Labeled box records
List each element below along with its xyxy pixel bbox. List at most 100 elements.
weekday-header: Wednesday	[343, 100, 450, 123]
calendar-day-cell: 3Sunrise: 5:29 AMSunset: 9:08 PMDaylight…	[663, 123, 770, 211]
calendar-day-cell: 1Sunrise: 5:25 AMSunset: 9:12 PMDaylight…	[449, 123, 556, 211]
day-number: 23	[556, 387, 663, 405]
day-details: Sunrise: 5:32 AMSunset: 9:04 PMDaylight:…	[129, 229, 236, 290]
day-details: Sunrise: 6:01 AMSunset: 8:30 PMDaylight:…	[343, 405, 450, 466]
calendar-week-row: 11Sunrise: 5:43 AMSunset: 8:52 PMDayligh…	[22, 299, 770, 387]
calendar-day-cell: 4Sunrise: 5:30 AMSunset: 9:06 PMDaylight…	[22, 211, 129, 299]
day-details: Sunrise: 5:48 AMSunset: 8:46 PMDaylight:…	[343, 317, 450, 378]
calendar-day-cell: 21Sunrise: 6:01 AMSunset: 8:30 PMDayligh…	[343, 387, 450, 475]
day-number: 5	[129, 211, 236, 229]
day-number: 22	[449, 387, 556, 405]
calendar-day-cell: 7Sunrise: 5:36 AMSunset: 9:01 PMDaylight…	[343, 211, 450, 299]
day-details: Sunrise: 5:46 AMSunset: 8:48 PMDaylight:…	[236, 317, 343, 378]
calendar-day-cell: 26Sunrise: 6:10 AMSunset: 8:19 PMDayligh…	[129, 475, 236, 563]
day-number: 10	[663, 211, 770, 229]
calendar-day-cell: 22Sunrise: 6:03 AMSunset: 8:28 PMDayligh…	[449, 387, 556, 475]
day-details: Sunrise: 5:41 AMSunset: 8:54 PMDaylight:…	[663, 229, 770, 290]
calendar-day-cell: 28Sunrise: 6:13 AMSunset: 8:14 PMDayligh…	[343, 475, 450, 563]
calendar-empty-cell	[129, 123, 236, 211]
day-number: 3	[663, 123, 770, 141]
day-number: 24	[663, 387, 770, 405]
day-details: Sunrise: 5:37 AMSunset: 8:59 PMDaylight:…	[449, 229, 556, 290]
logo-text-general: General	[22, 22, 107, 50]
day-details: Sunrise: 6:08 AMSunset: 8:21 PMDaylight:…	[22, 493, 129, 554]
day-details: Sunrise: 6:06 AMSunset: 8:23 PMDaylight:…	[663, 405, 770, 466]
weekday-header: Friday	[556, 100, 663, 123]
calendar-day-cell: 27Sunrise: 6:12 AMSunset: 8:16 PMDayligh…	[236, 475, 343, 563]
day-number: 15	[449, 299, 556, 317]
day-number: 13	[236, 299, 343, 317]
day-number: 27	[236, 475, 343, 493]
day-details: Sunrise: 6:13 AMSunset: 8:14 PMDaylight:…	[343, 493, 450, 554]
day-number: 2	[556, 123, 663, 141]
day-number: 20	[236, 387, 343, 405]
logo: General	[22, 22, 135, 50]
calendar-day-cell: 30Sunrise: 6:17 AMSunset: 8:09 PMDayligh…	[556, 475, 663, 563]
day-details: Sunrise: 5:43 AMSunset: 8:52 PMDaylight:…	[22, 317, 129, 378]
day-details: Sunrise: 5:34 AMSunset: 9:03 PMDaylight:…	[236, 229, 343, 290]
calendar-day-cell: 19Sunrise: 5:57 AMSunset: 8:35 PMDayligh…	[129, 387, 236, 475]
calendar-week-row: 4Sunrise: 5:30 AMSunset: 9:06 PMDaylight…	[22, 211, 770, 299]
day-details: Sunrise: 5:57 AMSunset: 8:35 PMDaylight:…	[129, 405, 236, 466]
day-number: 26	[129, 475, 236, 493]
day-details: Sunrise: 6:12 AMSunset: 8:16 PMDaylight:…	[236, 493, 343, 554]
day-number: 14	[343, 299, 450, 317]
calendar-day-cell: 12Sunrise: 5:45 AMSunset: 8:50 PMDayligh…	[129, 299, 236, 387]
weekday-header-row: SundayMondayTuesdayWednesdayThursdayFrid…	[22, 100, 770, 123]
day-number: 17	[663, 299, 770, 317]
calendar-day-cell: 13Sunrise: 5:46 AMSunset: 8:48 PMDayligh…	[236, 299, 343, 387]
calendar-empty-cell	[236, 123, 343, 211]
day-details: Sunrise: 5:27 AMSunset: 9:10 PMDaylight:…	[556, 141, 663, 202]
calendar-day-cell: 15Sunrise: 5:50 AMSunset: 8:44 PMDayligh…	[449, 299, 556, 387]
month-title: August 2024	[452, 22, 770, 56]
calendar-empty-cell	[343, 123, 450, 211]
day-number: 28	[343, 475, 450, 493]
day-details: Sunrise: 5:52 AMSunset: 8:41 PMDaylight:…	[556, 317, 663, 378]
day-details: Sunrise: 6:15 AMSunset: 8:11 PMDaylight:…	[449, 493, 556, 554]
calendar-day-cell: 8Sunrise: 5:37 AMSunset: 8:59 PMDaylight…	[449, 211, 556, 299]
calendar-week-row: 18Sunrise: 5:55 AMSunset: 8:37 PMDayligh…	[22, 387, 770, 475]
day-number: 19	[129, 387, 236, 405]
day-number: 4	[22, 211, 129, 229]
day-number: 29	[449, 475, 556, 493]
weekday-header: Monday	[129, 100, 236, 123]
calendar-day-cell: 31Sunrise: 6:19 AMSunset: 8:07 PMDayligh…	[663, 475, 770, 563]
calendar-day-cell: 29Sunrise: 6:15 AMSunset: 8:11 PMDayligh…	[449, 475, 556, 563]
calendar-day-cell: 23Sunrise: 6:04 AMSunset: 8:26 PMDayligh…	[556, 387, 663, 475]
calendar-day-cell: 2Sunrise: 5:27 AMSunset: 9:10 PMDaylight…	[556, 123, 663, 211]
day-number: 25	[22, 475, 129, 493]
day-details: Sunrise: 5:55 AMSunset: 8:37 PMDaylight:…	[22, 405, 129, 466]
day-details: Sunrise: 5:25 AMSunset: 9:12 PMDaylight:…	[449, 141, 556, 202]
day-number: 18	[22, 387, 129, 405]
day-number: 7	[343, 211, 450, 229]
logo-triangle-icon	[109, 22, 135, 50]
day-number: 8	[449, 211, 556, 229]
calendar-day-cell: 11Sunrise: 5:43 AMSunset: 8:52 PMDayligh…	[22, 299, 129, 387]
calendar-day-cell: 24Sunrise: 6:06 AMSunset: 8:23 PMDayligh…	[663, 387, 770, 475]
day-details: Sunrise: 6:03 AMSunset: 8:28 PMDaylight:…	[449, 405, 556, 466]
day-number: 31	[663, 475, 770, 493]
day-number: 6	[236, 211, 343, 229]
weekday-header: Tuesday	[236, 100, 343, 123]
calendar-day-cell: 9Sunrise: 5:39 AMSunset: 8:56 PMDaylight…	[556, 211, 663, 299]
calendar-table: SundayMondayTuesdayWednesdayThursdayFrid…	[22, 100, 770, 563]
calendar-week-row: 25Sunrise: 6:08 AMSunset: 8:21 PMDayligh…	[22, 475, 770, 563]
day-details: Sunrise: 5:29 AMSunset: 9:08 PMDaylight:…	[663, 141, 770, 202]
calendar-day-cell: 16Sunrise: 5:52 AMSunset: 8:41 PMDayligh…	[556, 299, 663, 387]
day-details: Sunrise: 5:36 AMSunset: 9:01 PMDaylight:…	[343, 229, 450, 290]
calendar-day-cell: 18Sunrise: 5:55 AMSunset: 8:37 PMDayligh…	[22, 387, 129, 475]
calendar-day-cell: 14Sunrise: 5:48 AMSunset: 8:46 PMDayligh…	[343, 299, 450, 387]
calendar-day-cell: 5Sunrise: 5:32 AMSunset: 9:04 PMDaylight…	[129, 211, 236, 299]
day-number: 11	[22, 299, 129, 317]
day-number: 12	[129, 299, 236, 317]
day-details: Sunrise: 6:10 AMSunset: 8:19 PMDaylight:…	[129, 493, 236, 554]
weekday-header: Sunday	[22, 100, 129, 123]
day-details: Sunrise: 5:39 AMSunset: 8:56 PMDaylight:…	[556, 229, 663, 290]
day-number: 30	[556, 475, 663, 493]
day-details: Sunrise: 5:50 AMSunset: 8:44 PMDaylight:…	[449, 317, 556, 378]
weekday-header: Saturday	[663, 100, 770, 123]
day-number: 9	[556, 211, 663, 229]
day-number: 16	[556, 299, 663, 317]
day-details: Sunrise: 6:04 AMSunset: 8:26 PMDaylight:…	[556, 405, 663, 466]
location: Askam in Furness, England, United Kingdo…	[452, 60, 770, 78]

= STATED TASK =
Could you write out the rows again, beginning at the start and continuing through the line containing "calendar-day-cell: 3Sunrise: 5:29", swapping "Wednesday" for "Thursday" and keeping everything else the same?

= THE OUTPUT =
List each element below along with its xyxy pixel bbox. List at most 100 elements.
weekday-header: Thursday	[343, 100, 450, 123]
calendar-day-cell: 3Sunrise: 5:29 AMSunset: 9:08 PMDaylight…	[663, 123, 770, 211]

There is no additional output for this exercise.